DATA IN THIS EXERCISE »

- - - -

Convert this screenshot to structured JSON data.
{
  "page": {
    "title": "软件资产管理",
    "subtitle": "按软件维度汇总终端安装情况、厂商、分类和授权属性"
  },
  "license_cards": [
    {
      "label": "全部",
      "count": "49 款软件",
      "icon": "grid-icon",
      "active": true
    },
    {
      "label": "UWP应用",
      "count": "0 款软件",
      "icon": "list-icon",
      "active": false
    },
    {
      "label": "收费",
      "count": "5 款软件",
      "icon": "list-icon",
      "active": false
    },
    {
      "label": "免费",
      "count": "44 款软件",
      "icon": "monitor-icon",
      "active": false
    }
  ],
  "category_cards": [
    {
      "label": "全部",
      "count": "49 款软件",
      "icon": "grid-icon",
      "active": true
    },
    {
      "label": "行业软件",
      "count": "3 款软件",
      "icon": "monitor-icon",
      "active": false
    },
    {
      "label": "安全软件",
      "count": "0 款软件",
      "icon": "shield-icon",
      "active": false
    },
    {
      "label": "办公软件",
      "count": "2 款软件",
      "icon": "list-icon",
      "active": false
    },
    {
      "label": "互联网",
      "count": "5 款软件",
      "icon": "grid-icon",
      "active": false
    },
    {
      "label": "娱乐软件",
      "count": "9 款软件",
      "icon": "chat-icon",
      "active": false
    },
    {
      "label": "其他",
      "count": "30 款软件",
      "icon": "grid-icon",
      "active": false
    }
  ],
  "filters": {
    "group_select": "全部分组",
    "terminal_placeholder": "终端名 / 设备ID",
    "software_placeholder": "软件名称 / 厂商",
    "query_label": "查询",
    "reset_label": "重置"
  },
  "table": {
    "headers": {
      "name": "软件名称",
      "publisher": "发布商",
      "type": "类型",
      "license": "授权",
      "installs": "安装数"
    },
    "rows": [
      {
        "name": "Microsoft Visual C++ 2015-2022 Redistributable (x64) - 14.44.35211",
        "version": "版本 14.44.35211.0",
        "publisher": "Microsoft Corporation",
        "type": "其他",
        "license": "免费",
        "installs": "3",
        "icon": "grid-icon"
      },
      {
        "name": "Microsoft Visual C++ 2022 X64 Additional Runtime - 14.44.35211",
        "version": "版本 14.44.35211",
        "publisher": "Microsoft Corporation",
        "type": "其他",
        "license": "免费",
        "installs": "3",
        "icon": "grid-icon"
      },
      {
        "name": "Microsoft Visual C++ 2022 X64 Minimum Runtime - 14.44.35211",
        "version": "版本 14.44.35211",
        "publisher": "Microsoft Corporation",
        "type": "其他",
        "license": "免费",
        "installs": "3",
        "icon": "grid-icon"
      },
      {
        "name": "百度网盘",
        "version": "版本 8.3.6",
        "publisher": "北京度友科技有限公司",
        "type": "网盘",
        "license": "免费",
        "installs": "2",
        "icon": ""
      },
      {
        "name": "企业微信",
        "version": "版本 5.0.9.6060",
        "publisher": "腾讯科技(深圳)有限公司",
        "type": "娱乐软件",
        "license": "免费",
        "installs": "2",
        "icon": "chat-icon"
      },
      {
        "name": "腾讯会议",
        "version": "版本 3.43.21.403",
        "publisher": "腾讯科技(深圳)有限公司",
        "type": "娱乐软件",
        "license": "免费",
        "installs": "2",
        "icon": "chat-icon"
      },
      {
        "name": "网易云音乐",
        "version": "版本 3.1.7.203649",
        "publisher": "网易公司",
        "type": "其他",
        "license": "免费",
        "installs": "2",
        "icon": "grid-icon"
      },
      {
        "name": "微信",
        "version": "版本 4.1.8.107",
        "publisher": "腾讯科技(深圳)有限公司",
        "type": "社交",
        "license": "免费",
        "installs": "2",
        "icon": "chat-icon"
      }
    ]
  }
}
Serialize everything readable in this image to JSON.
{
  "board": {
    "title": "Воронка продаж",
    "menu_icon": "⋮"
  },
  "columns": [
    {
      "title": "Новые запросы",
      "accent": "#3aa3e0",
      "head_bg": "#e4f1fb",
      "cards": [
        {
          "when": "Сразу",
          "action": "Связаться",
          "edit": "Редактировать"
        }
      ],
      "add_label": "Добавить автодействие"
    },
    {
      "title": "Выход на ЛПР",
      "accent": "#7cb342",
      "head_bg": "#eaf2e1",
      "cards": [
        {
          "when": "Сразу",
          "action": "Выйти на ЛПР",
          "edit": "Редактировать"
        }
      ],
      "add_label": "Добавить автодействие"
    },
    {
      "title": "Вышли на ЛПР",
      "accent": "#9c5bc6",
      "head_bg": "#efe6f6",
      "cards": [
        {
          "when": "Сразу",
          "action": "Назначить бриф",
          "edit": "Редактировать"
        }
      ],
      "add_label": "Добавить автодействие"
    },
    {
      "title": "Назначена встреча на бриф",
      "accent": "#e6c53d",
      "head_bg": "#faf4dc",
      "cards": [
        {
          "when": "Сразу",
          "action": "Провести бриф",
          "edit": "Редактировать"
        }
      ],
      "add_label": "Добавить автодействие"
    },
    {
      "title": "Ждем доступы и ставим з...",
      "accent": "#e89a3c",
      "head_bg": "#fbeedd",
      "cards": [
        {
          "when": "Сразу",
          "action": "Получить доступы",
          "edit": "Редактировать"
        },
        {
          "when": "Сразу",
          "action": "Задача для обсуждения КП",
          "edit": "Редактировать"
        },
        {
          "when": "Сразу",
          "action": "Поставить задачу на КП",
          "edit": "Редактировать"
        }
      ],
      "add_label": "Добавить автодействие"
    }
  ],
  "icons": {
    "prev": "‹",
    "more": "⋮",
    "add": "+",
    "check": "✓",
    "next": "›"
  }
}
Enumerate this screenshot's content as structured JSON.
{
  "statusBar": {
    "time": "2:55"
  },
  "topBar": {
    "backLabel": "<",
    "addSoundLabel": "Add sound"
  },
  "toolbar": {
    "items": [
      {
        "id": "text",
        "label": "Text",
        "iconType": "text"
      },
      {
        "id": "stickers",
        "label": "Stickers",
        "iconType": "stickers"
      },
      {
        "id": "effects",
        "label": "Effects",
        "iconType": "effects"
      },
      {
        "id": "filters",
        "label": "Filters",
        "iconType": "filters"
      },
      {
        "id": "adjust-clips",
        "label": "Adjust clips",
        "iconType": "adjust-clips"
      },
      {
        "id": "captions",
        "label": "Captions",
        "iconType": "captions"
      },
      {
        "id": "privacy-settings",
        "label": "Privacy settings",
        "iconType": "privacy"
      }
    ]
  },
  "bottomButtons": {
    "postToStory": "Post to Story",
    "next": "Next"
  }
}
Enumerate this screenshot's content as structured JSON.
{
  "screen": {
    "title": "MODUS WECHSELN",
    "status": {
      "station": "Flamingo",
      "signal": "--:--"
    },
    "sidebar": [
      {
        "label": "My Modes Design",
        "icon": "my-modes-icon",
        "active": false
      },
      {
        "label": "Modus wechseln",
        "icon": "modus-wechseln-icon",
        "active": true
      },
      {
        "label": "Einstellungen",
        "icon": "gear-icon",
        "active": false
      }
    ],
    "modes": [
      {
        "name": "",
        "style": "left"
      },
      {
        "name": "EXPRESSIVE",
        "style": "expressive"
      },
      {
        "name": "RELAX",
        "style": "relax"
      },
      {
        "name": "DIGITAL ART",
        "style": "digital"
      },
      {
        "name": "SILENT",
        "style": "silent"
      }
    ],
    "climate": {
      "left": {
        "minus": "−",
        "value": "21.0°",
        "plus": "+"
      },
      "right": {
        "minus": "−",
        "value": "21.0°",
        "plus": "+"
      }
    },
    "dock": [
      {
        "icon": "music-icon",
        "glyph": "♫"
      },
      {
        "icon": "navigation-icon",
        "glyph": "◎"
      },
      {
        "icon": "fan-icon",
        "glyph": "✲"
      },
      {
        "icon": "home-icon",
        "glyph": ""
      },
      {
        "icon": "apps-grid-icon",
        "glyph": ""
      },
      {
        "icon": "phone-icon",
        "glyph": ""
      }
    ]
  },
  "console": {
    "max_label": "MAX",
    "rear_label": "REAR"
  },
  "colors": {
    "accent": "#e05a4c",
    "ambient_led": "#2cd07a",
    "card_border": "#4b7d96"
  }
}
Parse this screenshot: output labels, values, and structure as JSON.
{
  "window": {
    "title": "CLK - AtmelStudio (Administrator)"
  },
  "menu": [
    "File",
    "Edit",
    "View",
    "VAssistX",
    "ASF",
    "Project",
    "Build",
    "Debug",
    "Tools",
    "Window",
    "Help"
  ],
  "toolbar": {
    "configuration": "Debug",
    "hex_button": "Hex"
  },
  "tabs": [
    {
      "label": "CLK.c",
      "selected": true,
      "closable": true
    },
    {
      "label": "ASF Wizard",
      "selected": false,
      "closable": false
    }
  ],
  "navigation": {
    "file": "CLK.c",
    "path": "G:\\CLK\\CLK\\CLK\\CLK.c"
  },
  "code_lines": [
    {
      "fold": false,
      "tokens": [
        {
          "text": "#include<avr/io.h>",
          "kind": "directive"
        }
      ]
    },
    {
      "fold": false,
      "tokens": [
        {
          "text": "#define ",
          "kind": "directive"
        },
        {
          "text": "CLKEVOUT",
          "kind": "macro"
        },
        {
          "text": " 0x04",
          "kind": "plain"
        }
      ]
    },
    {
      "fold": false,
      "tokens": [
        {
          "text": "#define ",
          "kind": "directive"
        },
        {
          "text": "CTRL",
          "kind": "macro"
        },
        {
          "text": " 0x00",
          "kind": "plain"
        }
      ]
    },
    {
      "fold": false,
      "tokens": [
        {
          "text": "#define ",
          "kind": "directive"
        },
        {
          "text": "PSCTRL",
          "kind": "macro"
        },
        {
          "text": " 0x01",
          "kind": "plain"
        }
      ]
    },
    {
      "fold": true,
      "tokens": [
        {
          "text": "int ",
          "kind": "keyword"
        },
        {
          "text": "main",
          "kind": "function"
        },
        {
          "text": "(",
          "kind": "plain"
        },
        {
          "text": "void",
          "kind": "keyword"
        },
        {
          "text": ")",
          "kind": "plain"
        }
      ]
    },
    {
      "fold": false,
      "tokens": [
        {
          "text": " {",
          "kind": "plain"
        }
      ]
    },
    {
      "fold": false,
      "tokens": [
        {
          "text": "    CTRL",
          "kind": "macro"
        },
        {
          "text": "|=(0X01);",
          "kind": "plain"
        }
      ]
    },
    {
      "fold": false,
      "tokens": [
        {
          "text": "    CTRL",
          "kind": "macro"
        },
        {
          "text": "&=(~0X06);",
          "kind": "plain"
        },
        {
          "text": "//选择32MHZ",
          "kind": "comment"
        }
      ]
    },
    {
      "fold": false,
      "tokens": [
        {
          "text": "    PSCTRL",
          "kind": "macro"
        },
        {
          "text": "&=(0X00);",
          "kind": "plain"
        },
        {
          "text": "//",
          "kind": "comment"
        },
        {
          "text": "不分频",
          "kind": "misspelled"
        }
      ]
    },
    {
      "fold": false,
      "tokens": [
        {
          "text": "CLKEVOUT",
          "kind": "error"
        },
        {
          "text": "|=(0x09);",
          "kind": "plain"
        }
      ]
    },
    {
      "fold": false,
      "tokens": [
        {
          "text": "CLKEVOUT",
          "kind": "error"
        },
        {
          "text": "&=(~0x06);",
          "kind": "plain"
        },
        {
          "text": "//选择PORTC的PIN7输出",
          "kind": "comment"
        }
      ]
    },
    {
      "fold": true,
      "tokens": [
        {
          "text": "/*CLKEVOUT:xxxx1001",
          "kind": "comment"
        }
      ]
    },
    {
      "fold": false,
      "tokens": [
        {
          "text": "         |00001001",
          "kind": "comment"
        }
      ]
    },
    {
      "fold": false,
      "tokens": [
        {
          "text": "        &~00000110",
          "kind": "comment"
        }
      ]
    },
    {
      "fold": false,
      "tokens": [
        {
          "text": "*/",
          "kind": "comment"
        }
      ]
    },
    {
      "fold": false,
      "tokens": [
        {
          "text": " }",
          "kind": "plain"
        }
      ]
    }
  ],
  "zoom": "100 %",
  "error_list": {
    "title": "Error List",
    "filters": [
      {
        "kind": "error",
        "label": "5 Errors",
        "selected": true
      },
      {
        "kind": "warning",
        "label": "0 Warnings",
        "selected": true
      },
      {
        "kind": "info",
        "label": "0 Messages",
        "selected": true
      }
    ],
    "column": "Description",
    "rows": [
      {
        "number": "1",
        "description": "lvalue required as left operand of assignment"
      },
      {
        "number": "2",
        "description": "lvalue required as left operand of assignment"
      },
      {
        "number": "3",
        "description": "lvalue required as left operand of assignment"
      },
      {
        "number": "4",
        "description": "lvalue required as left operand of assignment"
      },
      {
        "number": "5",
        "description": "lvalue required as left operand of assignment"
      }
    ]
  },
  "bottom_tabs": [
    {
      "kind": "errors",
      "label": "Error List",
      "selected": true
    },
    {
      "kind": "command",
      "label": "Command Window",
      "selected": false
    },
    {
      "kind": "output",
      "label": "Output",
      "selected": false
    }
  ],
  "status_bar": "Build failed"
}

- - - -

Keep only those lines of the records that hold "accent", and return them.

      "accent": "#3aa3e0",
      "accent": "#7cb342",
      "accent": "#9c5bc6",
      "accent": "#e6c53d",
      "accent": "#e89a3c",
    "accent": "#e05a4c",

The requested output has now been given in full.